Выбранный текст:
САЙТ ГОДЛИТЕРАТУРЫ.РФ ФУНКЦИОНИРУЕТ ПРИ ФИНАНСОВОЙ ПОДДЕРЖКЕ МИНИСТЕРСТВА ЦИФРОВОГО РАЗВИТИЯ.

Марина Степнова: «Мнение читателей меня не интересует совершенно»

Павел Басинский побеседовал с финалисткой премии «Большая книга» о содержании ее романов и о том, зачем и для кого она пишет

Марина Степнова / скриншот видео c Youtube
Марина Степнова / скриншот видео c Youtube

Интервью: Павел Басинский

«Сад» Марины Степновой не только некоторое время возглавлял список бестселлеров по версии книжного магазина «Москва», но и оказался в финале «Большой книги-2021» – напомним, что второй её роман, «Женщины Лазаря», уже был удостоен этой премии в 2012 году. Не все принимают виртуозную стилистическую манеру писательницы, но трудно поспорить с тем, что Степнова – одна из самых заметных фигур в современной прозе. О чем, зачем и для кого она пишет, мы с ней и побеседовали.

Задание 1: Переведите на английский язык предложение из текста о Марине Степновой: «Не все принимают виртуозную стилистическую манеру писательницы, но трудно поспорить с тем, что Степнова – одна из самых заметных фигур в современной прозе».
Задание 2: Текст о Марине Степновой упоминает, что «Сад» вышел в финал «Большой книги-2021». Поясните по тексту, почему это не первое признание писательницы этой премией.
Задание 3: Кто провел беседу с Мариной Степновой, согласно тексту о ней?

[Извлеченные записи]
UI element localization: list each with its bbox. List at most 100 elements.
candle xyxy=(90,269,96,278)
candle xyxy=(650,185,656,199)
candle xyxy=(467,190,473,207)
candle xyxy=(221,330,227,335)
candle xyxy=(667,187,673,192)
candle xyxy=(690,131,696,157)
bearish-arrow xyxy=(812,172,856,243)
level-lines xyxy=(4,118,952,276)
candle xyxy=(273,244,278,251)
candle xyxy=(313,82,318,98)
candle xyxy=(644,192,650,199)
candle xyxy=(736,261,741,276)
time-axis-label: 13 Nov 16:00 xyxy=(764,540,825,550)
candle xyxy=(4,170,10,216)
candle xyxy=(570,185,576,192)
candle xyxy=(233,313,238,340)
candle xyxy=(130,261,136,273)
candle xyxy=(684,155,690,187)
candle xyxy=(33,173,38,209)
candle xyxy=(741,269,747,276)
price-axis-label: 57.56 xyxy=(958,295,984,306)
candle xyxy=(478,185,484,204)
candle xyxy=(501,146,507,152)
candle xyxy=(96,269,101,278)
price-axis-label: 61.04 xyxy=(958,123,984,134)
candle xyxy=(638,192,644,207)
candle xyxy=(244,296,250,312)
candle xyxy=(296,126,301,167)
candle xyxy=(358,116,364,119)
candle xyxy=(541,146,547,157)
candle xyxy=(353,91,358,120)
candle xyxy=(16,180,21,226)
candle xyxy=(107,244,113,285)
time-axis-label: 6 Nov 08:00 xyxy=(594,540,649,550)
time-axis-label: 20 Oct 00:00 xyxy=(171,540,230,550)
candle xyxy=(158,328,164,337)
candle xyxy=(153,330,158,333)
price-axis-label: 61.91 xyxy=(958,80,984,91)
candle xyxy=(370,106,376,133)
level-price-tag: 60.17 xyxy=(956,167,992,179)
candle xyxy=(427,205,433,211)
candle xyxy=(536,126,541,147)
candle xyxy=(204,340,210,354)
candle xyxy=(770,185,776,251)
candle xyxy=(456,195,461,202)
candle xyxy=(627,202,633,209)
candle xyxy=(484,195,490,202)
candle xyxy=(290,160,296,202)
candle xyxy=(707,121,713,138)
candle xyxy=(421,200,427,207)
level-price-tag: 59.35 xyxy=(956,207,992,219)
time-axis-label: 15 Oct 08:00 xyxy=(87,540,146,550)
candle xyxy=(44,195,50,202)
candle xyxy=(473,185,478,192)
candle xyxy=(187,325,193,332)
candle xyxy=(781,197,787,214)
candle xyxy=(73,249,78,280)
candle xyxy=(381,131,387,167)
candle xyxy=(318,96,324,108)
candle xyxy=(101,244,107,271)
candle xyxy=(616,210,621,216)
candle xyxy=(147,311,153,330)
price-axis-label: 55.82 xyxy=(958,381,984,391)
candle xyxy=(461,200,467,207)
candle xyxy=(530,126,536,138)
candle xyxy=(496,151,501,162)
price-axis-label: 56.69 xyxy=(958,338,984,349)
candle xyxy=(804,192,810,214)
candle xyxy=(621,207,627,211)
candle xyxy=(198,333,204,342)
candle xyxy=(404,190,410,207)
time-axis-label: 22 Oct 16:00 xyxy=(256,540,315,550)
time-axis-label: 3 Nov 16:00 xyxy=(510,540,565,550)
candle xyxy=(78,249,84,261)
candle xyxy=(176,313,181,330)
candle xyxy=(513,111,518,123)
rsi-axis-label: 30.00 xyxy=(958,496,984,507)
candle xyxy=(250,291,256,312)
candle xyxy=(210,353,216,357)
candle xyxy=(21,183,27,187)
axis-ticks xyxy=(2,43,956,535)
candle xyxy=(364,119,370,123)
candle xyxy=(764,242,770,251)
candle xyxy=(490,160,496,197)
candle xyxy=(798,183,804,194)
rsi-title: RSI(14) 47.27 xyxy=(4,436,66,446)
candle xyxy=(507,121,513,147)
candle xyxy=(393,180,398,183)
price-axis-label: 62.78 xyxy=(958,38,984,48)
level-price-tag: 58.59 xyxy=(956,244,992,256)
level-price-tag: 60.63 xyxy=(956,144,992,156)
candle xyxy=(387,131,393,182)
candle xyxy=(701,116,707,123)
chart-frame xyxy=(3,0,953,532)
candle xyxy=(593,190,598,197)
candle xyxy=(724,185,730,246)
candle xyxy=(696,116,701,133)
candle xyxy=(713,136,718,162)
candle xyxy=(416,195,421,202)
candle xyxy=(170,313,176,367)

Результат 1: Not everyone accepts the writer's virtuoso stylistic manner, but it is hard to argue with the fact that Stepnova is one of the most prominent figures in contemporary prose.

Результат 2: Второй роман Степновой, «Женщины Лазаря», уже был удостоен премии «Большая книга» в 2012 году.

Результат 3: Павел Басинский.